**SET EXERCISE:** Gather the lines that hold the string "JSON".

BEGIN DATA SECTION

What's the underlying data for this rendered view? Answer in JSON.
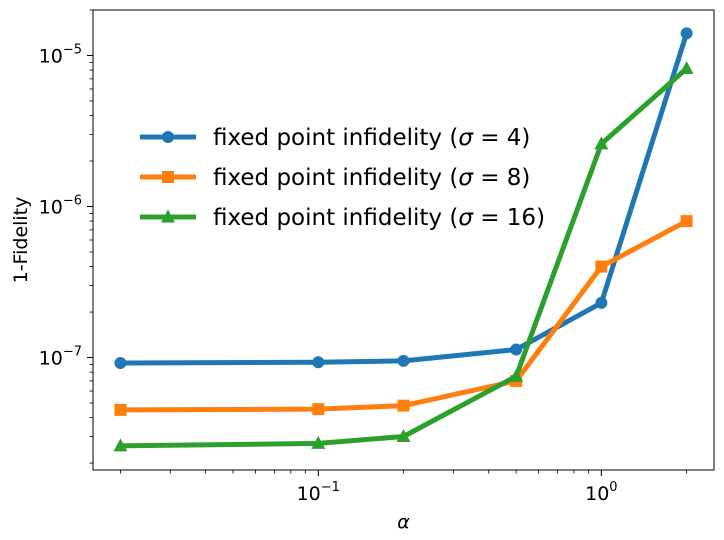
{
  "chart_data": {
    "type": "line",
    "title": "",
    "xlabel": "α",
    "ylabel": "1-Fidelity",
    "xscale": "log",
    "yscale": "log",
    "xlim": [
      0.016,
      2.5
    ],
    "ylim": [
      1.8e-08,
      2e-05
    ],
    "x_ticks": [
      {
        "value": 0.1,
        "base": "10",
        "exp": "−1"
      },
      {
        "value": 1,
        "base": "10",
        "exp": "0"
      }
    ],
    "y_ticks": [
      {
        "value": 1e-07,
        "base": "10",
        "exp": "−7"
      },
      {
        "value": 1e-06,
        "base": "10",
        "exp": "−6"
      },
      {
        "value": 1e-05,
        "base": "10",
        "exp": "−5"
      }
    ],
    "grid": false,
    "legend_position": "upper-left-center",
    "series": [
      {
        "name": "fixed point infidelity (σ = 4)",
        "legend_prefix": "fixed point infidelity (",
        "legend_var": "σ",
        "legend_rest": " = 4)",
        "color": "#1f77b4",
        "marker": "circle",
        "x": [
          0.02,
          0.1,
          0.2,
          0.5,
          1.0,
          2.0
        ],
        "y": [
          9.2e-08,
          9.3e-08,
          9.5e-08,
          1.13e-07,
          2.3e-07,
          1.4e-05
        ]
      },
      {
        "name": "fixed point infidelity (σ = 8)",
        "legend_prefix": "fixed point infidelity (",
        "legend_var": "σ",
        "legend_rest": " = 8)",
        "color": "#ff7f0e",
        "marker": "square",
        "x": [
          0.02,
          0.1,
          0.2,
          0.5,
          1.0,
          2.0
        ],
        "y": [
          4.5e-08,
          4.55e-08,
          4.8e-08,
          7e-08,
          4e-07,
          8e-07
        ]
      },
      {
        "name": "fixed point infidelity (σ = 16)",
        "legend_prefix": "fixed point infidelity (",
        "legend_var": "σ",
        "legend_rest": " = 16)",
        "color": "#2ca02c",
        "marker": "triangle",
        "x": [
          0.02,
          0.1,
          0.2,
          0.5,
          1.0,
          2.0
        ],
        "y": [
          2.6e-08,
          2.7e-08,
          3e-08,
          7.5e-08,
          2.6e-06,
          8.2e-06
        ]
      }
    ]
  }
}
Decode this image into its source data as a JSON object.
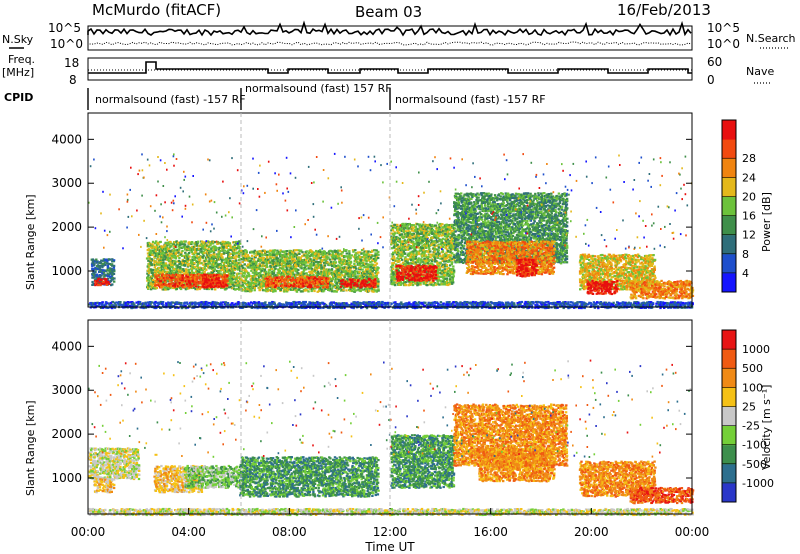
{
  "header": {
    "station": "McMurdo (fitACF)",
    "beam": "Beam 03",
    "date": "16/Feb/2013"
  },
  "top_strip": {
    "nsky_label": "N.Sky",
    "nsky_ticks": [
      "10^5",
      "10^0"
    ],
    "nsearch_label": "N.Search",
    "nsearch_ticks": [
      "10^5",
      "10^0"
    ],
    "freq_label": "Freq.",
    "freq_unit": "[MHz]",
    "freq_ticks": [
      "18",
      "8"
    ],
    "nave_label": "Nave",
    "nave_ticks": [
      "60",
      "0"
    ],
    "cpid_label": "CPID",
    "cpid_segments": [
      "normalsound (fast) -157 RF",
      "normalsound (fast) 157 RF",
      "normalsound (fast) -157 RF"
    ]
  },
  "chart_data": [
    {
      "type": "heatmap",
      "name": "power-panel",
      "ylabel": "Slant Range [km]",
      "yticks": [
        "1000",
        "2000",
        "3000",
        "4000"
      ],
      "ylim": [
        180,
        4600
      ],
      "xlim": [
        0,
        24
      ],
      "colorbar": {
        "label": "Power [dB]",
        "ticks": [
          "4",
          "8",
          "12",
          "16",
          "20",
          "24",
          "28"
        ],
        "colors": [
          "#1515ff",
          "#1e4fcc",
          "#2f6e7a",
          "#3f8f4a",
          "#6cc23b",
          "#e4b81b",
          "#f08410",
          "#f24a10",
          "#e80f0f"
        ]
      },
      "echo_regions": [
        {
          "t": [
            0.1,
            1.0
          ],
          "range": [
            700,
            1300
          ],
          "level": 2
        },
        {
          "t": [
            0.2,
            0.8
          ],
          "range": [
            700,
            850
          ],
          "level": 8
        },
        {
          "t": [
            2.3,
            6.0
          ],
          "range": [
            600,
            1700
          ],
          "level": 4
        },
        {
          "t": [
            2.6,
            5.5
          ],
          "range": [
            650,
            950
          ],
          "level": 7
        },
        {
          "t": [
            4.5,
            5.5
          ],
          "range": [
            650,
            850
          ],
          "level": 8
        },
        {
          "t": [
            6.0,
            11.5
          ],
          "range": [
            550,
            1500
          ],
          "level": 4
        },
        {
          "t": [
            7.0,
            9.5
          ],
          "range": [
            650,
            900
          ],
          "level": 7
        },
        {
          "t": [
            10.0,
            11.4
          ],
          "range": [
            650,
            850
          ],
          "level": 8
        },
        {
          "t": [
            12.0,
            14.5
          ],
          "range": [
            700,
            2100
          ],
          "level": 4
        },
        {
          "t": [
            12.2,
            13.8
          ],
          "range": [
            800,
            1150
          ],
          "level": 8
        },
        {
          "t": [
            14.5,
            19.0
          ],
          "range": [
            1200,
            2800
          ],
          "level": 3
        },
        {
          "t": [
            15.0,
            18.5
          ],
          "range": [
            950,
            1700
          ],
          "level": 6
        },
        {
          "t": [
            17.0,
            17.8
          ],
          "range": [
            900,
            1300
          ],
          "level": 8
        },
        {
          "t": [
            19.5,
            22.5
          ],
          "range": [
            600,
            1400
          ],
          "level": 5
        },
        {
          "t": [
            19.8,
            21.0
          ],
          "range": [
            500,
            800
          ],
          "level": 8
        },
        {
          "t": [
            21.5,
            24.0
          ],
          "range": [
            400,
            800
          ],
          "level": 6
        },
        {
          "t": [
            0.0,
            24.0
          ],
          "range": [
            180,
            320
          ],
          "level": 1
        }
      ]
    },
    {
      "type": "heatmap",
      "name": "velocity-panel",
      "ylabel": "Slant Range [km]",
      "yticks": [
        "1000",
        "2000",
        "3000",
        "4000"
      ],
      "ylim": [
        180,
        4600
      ],
      "xlim": [
        0,
        24
      ],
      "xticks": [
        "00:00",
        "04:00",
        "08:00",
        "12:00",
        "16:00",
        "20:00",
        "00:00"
      ],
      "xlabel": "Time UT",
      "colorbar": {
        "label": "Velocity [m s⁻¹]",
        "ticks": [
          "1000",
          "500",
          "100",
          "25",
          "-25",
          "-100",
          "-500",
          "-1000"
        ],
        "colors": [
          "#2a37c9",
          "#2d6f8e",
          "#3d8f4c",
          "#74cf38",
          "#c8c8c8",
          "#f5c116",
          "#f08a16",
          "#f05a12",
          "#e81515"
        ]
      },
      "echo_regions": [
        {
          "t": [
            0.0,
            2.0
          ],
          "range": [
            1000,
            1700
          ],
          "level": 4
        },
        {
          "t": [
            0.2,
            1.0
          ],
          "range": [
            700,
            1000
          ],
          "level": 5
        },
        {
          "t": [
            2.6,
            4.5
          ],
          "range": [
            700,
            1300
          ],
          "level": 5
        },
        {
          "t": [
            3.8,
            6.0
          ],
          "range": [
            800,
            1300
          ],
          "level": 3
        },
        {
          "t": [
            6.0,
            11.5
          ],
          "range": [
            600,
            1500
          ],
          "level": 2
        },
        {
          "t": [
            12.0,
            14.5
          ],
          "range": [
            800,
            2000
          ],
          "level": 2
        },
        {
          "t": [
            14.5,
            19.0
          ],
          "range": [
            1300,
            2700
          ],
          "level": 6
        },
        {
          "t": [
            15.5,
            18.5
          ],
          "range": [
            950,
            1700
          ],
          "level": 6
        },
        {
          "t": [
            19.5,
            22.5
          ],
          "range": [
            600,
            1400
          ],
          "level": 6
        },
        {
          "t": [
            21.5,
            24.0
          ],
          "range": [
            450,
            800
          ],
          "level": 7
        },
        {
          "t": [
            0.0,
            24.0
          ],
          "range": [
            180,
            320
          ],
          "level": 4
        }
      ]
    }
  ]
}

END DATA SECTION

**FINISHED TASK:**
What's the underlying data for this rendered view? Answer in JSON.
Decode this image into its source data as a JSON object.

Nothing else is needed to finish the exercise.